- [Work to be completed]: Copy the data that follows exactly. Include no pictures.

- [Given entries]:
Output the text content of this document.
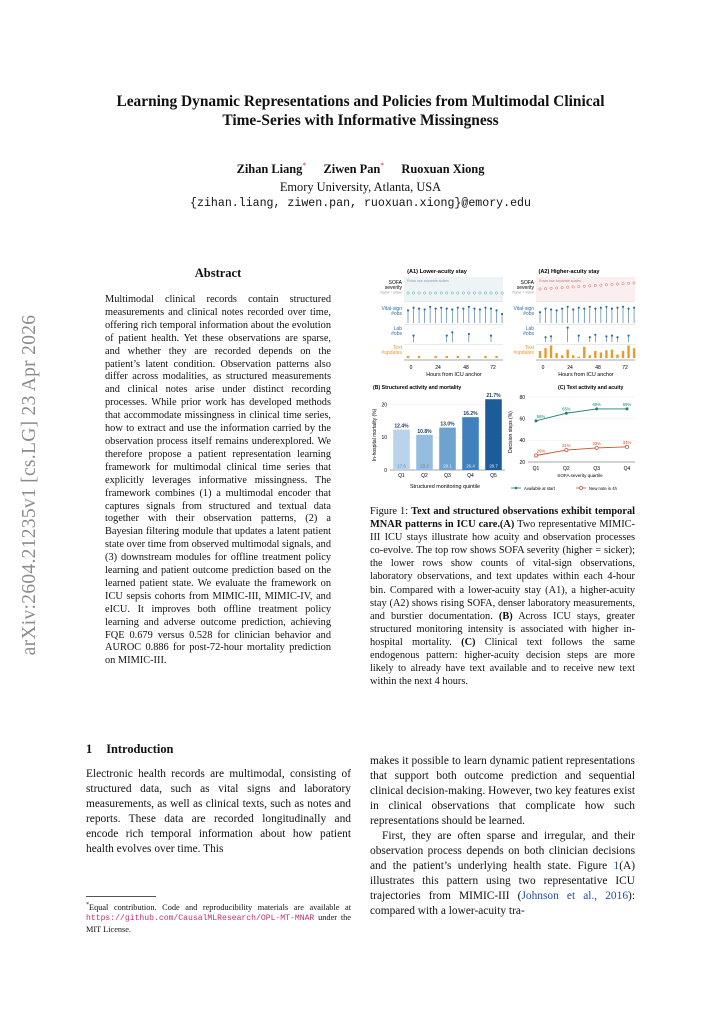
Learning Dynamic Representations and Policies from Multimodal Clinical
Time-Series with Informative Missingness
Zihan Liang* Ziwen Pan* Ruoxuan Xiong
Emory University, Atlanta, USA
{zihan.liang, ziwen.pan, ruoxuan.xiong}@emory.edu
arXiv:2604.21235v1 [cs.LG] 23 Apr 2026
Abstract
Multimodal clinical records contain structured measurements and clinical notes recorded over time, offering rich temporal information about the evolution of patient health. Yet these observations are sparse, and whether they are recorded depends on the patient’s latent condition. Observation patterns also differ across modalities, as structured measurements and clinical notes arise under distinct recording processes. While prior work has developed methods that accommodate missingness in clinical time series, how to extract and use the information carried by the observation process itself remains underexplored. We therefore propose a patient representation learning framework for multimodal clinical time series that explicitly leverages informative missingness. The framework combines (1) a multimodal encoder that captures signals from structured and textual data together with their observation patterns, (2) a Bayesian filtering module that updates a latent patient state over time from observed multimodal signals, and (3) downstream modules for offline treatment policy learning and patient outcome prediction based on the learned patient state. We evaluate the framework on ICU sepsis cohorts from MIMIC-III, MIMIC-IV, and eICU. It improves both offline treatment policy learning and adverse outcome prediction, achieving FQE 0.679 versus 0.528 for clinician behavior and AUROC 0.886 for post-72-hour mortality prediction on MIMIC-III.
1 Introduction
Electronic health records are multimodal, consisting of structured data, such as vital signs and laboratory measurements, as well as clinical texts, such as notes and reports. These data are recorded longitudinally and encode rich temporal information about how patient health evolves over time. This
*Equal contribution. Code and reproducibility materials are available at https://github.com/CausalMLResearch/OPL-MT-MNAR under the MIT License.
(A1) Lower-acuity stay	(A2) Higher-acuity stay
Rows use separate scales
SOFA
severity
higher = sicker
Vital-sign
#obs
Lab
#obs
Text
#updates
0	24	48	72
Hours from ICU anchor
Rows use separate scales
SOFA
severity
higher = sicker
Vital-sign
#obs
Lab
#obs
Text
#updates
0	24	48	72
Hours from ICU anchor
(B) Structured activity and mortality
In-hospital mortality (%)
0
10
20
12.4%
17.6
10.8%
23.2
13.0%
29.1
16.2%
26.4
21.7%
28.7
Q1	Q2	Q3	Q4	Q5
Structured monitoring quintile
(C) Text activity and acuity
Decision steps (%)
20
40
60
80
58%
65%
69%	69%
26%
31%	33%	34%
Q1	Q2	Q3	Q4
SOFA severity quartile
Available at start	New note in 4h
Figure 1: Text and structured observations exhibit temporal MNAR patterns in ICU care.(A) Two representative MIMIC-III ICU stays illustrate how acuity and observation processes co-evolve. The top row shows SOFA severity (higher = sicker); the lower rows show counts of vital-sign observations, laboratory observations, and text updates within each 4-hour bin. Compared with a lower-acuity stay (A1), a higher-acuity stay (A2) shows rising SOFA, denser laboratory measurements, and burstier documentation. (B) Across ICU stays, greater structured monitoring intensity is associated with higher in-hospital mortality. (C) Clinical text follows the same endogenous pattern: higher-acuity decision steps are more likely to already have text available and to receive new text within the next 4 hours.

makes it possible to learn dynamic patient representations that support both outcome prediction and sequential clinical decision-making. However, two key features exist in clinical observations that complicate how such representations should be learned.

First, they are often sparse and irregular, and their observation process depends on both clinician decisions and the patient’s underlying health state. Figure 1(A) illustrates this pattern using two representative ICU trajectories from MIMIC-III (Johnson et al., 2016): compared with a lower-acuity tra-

- [Reply to the exercise]:
Output the text content of this document.
Learning Dynamic Representations and Policies from Multimodal Clinical
Time-Series with Informative Missingness
Zihan Liang* Ziwen Pan* Ruoxuan Xiong
Emory University, Atlanta, USA
{zihan.liang, ziwen.pan, ruoxuan.xiong}@emory.edu
arXiv:2604.21235v1 [cs.LG] 23 Apr 2026
Abstract
Multimodal clinical records contain structured measurements and clinical notes recorded over time, offering rich temporal information about the evolution of patient health. Yet these observations are sparse, and whether they are recorded depends on the patient’s latent condition. Observation patterns also differ across modalities, as structured measurements and clinical notes arise under distinct recording processes. While prior work has developed methods that accommodate missingness in clinical time series, how to extract and use the information carried by the observation process itself remains underexplored. We therefore propose a patient representation learning framework for multimodal clinical time series that explicitly leverages informative missingness. The framework combines (1) a multimodal encoder that captures signals from structured and textual data together with their observation patterns, (2) a Bayesian filtering module that updates a latent patient state over time from observed multimodal signals, and (3) downstream modules for offline treatment policy learning and patient outcome prediction based on the learned patient state. We evaluate the framework on ICU sepsis cohorts from MIMIC-III, MIMIC-IV, and eICU. It improves both offline treatment policy learning and adverse outcome prediction, achieving FQE 0.679 versus 0.528 for clinician behavior and AUROC 0.886 for post-72-hour mortality prediction on MIMIC-III.
1 Introduction
Electronic health records are multimodal, consisting of structured data, such as vital signs and laboratory measurements, as well as clinical texts, such as notes and reports. These data are recorded longitudinally and encode rich temporal information about how patient health evolves over time. This
*Equal contribution. Code and reproducibility materials are available at https://github.com/CausalMLResearch/OPL-MT-MNAR under the MIT License.
(A1) Lower-acuity stay	(A2) Higher-acuity stay
Rows use separate scales
SOFA
severity
higher = sicker
Vital-sign
#obs
Lab
#obs
Text
#updates
0	24	48	72
Hours from ICU anchor
Rows use separate scales
SOFA
severity
higher = sicker
Vital-sign
#obs
Lab
#obs
Text
#updates
0	24	48	72
Hours from ICU anchor
(B) Structured activity and mortality
In-hospital mortality (%)
0
10
20
12.4%
17.6
10.8%
23.2
13.0%
29.1
16.2%
26.4
21.7%
28.7
Q1	Q2	Q3	Q4	Q5
Structured monitoring quintile
(C) Text activity and acuity
Decision steps (%)
20
40
60
80
58%
65%
69%	69%
26%
31%	33%	34%
Q1	Q2	Q3	Q4
SOFA severity quartile
Available at start	New note in 4h
Figure 1: Text and structured observations exhibit temporal MNAR patterns in ICU care.(A) Two representative MIMIC-III ICU stays illustrate how acuity and observation processes co-evolve. The top row shows SOFA severity (higher = sicker); the lower rows show counts of vital-sign observations, laboratory observations, and text updates within each 4-hour bin. Compared with a lower-acuity stay (A1), a higher-acuity stay (A2) shows rising SOFA, denser laboratory measurements, and burstier documentation. (B) Across ICU stays, greater structured monitoring intensity is associated with higher in-hospital mortality. (C) Clinical text follows the same endogenous pattern: higher-acuity decision steps are more likely to already have text available and to receive new text within the next 4 hours.

makes it possible to learn dynamic patient representations that support both outcome prediction and sequential clinical decision-making. However, two key features exist in clinical observations that complicate how such representations should be learned.

First, they are often sparse and irregular, and their observation process depends on both clinician decisions and the patient’s underlying health state. Figure 1(A) illustrates this pattern using two representative ICU trajectories from MIMIC-III (Johnson et al., 2016): compared with a lower-acuity tra-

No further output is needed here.